(Records)
════════════════════

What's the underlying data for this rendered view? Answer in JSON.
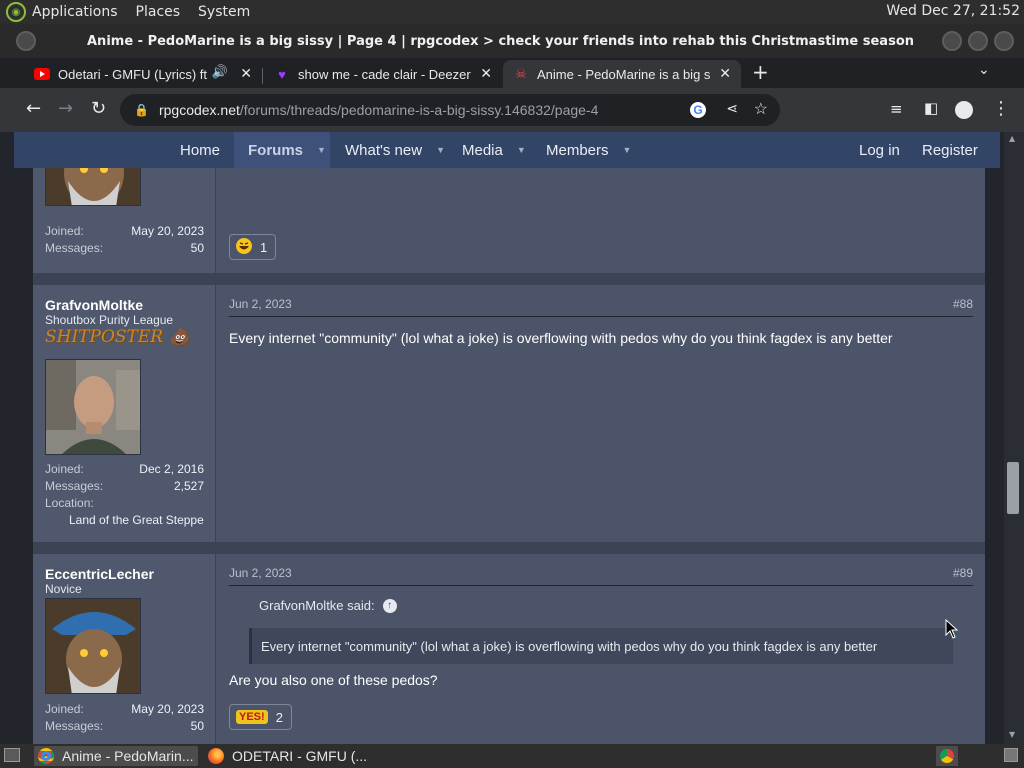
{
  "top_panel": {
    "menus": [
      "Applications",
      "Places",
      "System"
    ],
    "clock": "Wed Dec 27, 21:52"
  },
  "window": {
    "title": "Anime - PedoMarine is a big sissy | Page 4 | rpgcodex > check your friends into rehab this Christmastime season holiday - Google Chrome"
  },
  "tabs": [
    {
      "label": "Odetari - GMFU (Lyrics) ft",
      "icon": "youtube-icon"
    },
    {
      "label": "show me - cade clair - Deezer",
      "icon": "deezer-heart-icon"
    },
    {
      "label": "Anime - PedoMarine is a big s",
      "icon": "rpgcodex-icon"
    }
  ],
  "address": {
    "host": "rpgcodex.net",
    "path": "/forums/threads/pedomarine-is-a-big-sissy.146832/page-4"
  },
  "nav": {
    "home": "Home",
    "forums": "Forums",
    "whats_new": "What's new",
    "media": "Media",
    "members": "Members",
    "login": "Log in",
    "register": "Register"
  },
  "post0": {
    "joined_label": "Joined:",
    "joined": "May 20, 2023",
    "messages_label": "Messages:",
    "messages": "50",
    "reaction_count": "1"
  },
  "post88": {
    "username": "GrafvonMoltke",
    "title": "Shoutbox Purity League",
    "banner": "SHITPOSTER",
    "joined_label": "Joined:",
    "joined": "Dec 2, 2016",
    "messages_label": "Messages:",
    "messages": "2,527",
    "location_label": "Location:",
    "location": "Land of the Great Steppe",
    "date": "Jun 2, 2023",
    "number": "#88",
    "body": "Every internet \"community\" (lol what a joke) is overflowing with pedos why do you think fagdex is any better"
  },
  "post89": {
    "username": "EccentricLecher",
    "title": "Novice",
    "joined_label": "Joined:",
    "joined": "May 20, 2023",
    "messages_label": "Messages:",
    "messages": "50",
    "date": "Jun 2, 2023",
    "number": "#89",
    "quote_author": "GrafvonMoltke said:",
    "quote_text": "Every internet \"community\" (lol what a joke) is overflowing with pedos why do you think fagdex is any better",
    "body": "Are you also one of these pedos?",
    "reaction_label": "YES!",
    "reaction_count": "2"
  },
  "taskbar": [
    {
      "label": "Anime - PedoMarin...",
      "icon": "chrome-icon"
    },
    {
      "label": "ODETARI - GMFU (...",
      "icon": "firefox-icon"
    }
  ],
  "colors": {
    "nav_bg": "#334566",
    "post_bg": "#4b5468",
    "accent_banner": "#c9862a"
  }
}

════════════════════

* [Aim] Some lines of the records may hold the word "sissy". How many do? Answer with a number and nothing else.

* [Result] 2